[Begin]

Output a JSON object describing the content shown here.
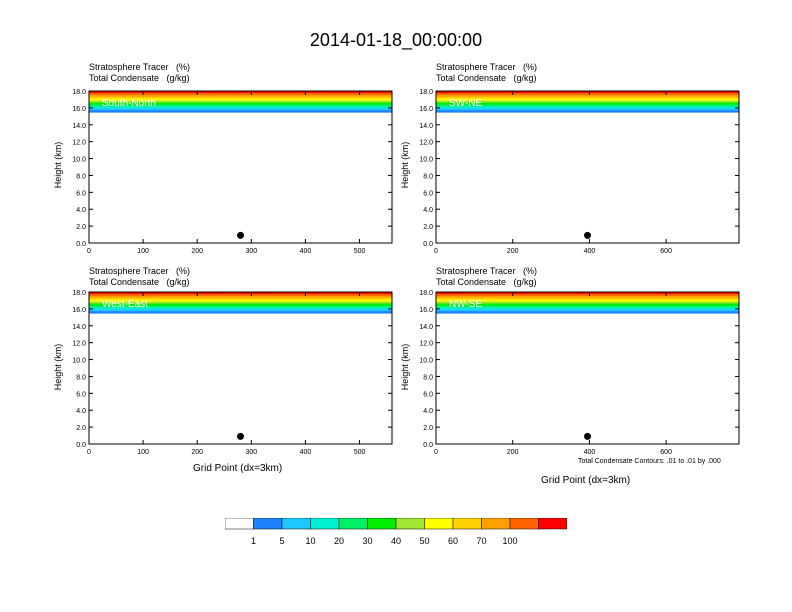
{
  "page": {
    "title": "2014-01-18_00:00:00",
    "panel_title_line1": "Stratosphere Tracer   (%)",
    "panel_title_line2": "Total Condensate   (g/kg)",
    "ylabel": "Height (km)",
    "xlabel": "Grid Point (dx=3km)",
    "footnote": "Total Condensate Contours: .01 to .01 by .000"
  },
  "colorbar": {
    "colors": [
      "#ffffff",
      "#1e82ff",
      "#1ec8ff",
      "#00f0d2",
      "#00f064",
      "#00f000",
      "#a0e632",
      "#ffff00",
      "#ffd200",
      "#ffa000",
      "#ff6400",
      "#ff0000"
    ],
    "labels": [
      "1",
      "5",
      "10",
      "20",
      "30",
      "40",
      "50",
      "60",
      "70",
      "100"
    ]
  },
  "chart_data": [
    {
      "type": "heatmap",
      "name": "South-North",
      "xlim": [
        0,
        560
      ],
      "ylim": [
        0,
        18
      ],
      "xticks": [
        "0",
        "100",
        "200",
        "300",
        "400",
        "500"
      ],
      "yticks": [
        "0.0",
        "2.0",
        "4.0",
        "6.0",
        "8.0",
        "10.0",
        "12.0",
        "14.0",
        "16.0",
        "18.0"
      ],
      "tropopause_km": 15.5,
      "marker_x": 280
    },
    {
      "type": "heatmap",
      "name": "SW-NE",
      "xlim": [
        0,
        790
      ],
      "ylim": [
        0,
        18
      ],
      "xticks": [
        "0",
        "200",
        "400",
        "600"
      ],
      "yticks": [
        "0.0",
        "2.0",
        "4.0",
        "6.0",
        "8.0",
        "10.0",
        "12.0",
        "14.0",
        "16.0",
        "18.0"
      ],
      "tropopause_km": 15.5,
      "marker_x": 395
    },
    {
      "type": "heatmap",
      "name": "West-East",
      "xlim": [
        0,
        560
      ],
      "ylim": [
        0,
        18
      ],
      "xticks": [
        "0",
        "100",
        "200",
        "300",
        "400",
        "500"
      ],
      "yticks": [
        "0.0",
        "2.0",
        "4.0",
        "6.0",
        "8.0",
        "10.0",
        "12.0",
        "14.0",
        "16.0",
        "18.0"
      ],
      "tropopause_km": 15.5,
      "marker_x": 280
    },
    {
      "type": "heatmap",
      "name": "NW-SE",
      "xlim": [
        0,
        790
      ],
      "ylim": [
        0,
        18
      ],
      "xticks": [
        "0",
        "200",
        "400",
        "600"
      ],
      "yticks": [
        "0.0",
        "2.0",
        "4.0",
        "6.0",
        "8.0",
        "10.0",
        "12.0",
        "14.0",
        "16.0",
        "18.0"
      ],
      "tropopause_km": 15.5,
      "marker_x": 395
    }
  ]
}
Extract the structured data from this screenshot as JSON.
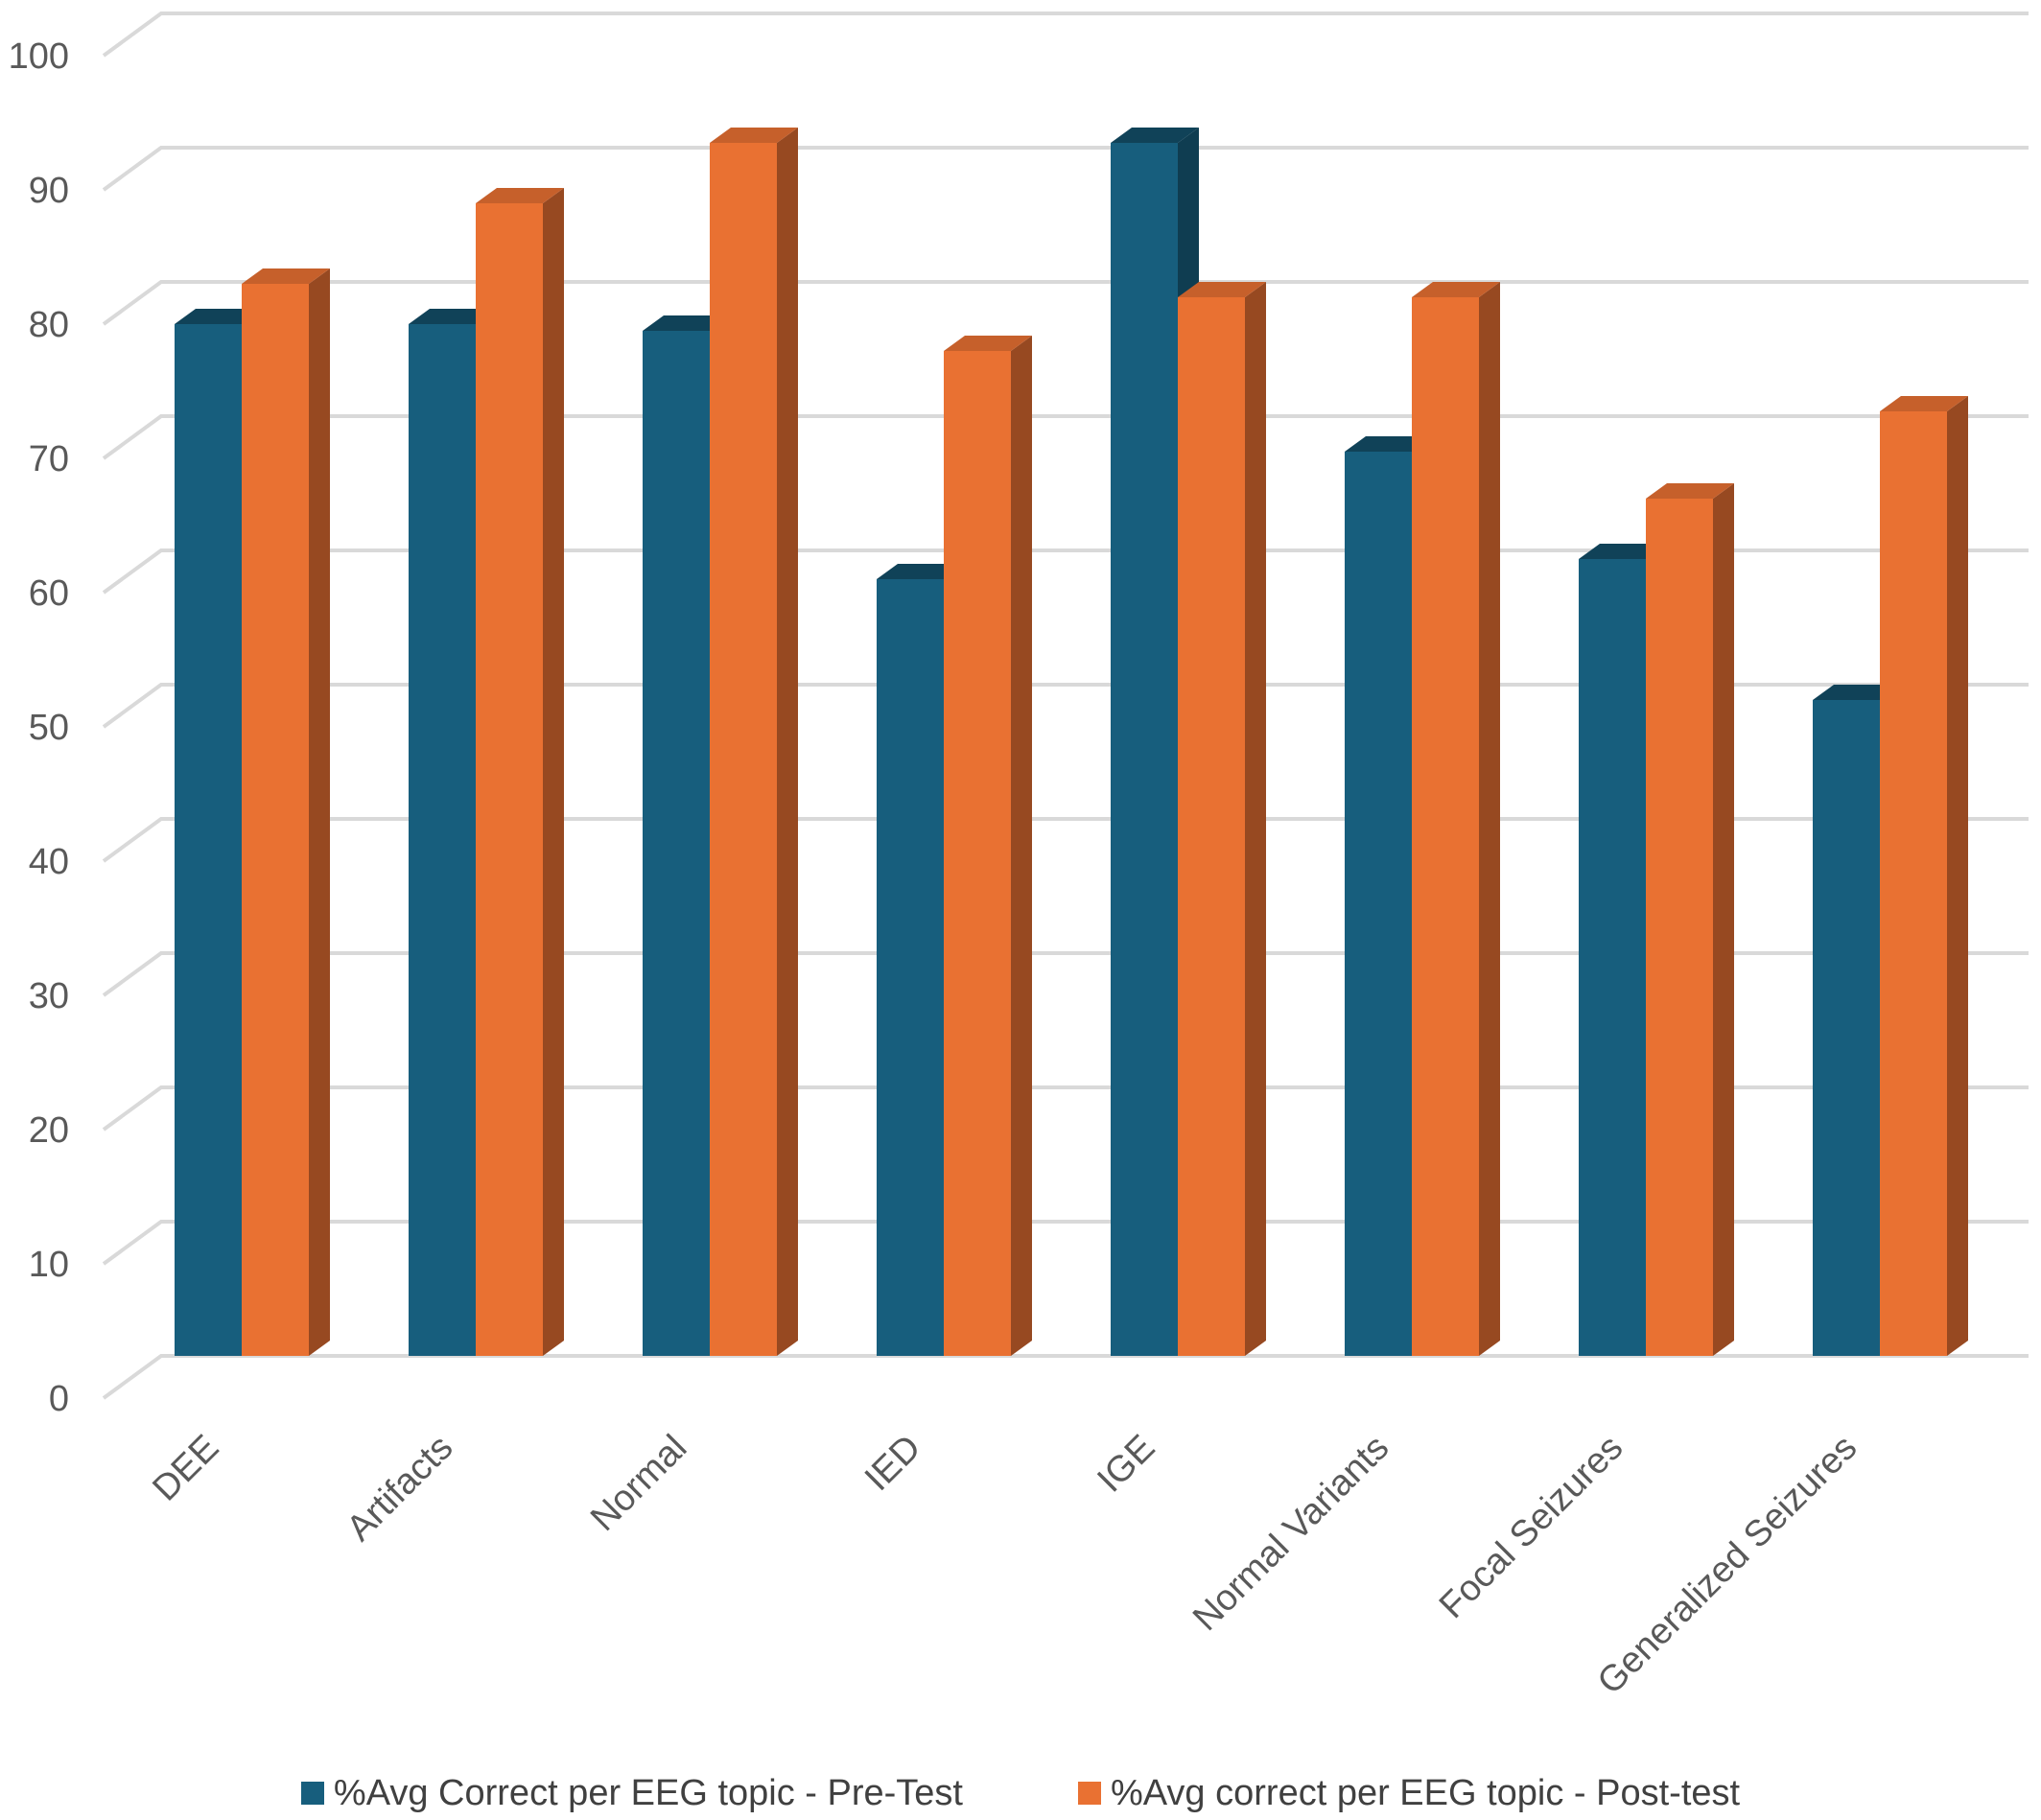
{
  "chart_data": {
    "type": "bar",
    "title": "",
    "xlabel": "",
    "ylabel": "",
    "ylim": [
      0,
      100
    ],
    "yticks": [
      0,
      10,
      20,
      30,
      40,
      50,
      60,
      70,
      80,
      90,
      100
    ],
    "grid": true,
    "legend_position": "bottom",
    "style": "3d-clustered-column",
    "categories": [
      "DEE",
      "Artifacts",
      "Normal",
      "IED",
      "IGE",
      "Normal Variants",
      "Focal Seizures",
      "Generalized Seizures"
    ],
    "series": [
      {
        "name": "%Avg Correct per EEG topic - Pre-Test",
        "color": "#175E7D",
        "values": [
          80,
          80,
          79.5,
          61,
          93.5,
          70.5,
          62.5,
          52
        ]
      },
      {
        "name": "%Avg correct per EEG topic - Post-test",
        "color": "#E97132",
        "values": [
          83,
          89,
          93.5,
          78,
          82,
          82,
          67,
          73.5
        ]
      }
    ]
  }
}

[End]

◆ GOAL ◆
Please transcribe the material above exactly as written. Leave the pictures out.

◆ WRITTEN REPLY ◆
Output a JSON object describing the content shown here.
{
  "page": {
    "title": "2014-01-18_00:00:00",
    "panel_title_line1": "Stratosphere Tracer   (%)",
    "panel_title_line2": "Total Condensate   (g/kg)",
    "ylabel": "Height (km)",
    "xlabel": "Grid Point (dx=3km)",
    "footnote": "Total Condensate Contours: .01 to .01 by .000"
  },
  "colorbar": {
    "colors": [
      "#ffffff",
      "#1e82ff",
      "#1ec8ff",
      "#00f0d2",
      "#00f064",
      "#00f000",
      "#a0e632",
      "#ffff00",
      "#ffd200",
      "#ffa000",
      "#ff6400",
      "#ff0000"
    ],
    "labels": [
      "1",
      "5",
      "10",
      "20",
      "30",
      "40",
      "50",
      "60",
      "70",
      "100"
    ]
  },
  "chart_data": [
    {
      "type": "heatmap",
      "name": "South-North",
      "xlim": [
        0,
        560
      ],
      "ylim": [
        0,
        18
      ],
      "xticks": [
        "0",
        "100",
        "200",
        "300",
        "400",
        "500"
      ],
      "yticks": [
        "0.0",
        "2.0",
        "4.0",
        "6.0",
        "8.0",
        "10.0",
        "12.0",
        "14.0",
        "16.0",
        "18.0"
      ],
      "tropopause_km": 15.5,
      "marker_x": 280
    },
    {
      "type": "heatmap",
      "name": "SW-NE",
      "xlim": [
        0,
        790
      ],
      "ylim": [
        0,
        18
      ],
      "xticks": [
        "0",
        "200",
        "400",
        "600"
      ],
      "yticks": [
        "0.0",
        "2.0",
        "4.0",
        "6.0",
        "8.0",
        "10.0",
        "12.0",
        "14.0",
        "16.0",
        "18.0"
      ],
      "tropopause_km": 15.5,
      "marker_x": 395
    },
    {
      "type": "heatmap",
      "name": "West-East",
      "xlim": [
        0,
        560
      ],
      "ylim": [
        0,
        18
      ],
      "xticks": [
        "0",
        "100",
        "200",
        "300",
        "400",
        "500"
      ],
      "yticks": [
        "0.0",
        "2.0",
        "4.0",
        "6.0",
        "8.0",
        "10.0",
        "12.0",
        "14.0",
        "16.0",
        "18.0"
      ],
      "tropopause_km": 15.5,
      "marker_x": 280
    },
    {
      "type": "heatmap",
      "name": "NW-SE",
      "xlim": [
        0,
        790
      ],
      "ylim": [
        0,
        18
      ],
      "xticks": [
        "0",
        "200",
        "400",
        "600"
      ],
      "yticks": [
        "0.0",
        "2.0",
        "4.0",
        "6.0",
        "8.0",
        "10.0",
        "12.0",
        "14.0",
        "16.0",
        "18.0"
      ],
      "tropopause_km": 15.5,
      "marker_x": 395
    }
  ]
}
Extract the structured data from this screenshot as JSON.
{
  "chart_data": {
    "type": "bar",
    "title": "",
    "xlabel": "",
    "ylabel": "",
    "ylim": [
      0,
      100
    ],
    "yticks": [
      0,
      10,
      20,
      30,
      40,
      50,
      60,
      70,
      80,
      90,
      100
    ],
    "grid": true,
    "legend_position": "bottom",
    "style": "3d-clustered-column",
    "categories": [
      "DEE",
      "Artifacts",
      "Normal",
      "IED",
      "IGE",
      "Normal Variants",
      "Focal Seizures",
      "Generalized Seizures"
    ],
    "series": [
      {
        "name": "%Avg Correct per EEG topic - Pre-Test",
        "color": "#175E7D",
        "values": [
          80,
          80,
          79.5,
          61,
          93.5,
          70.5,
          62.5,
          52
        ]
      },
      {
        "name": "%Avg correct per EEG topic - Post-test",
        "color": "#E97132",
        "values": [
          83,
          89,
          93.5,
          78,
          82,
          82,
          67,
          73.5
        ]
      }
    ]
  }
}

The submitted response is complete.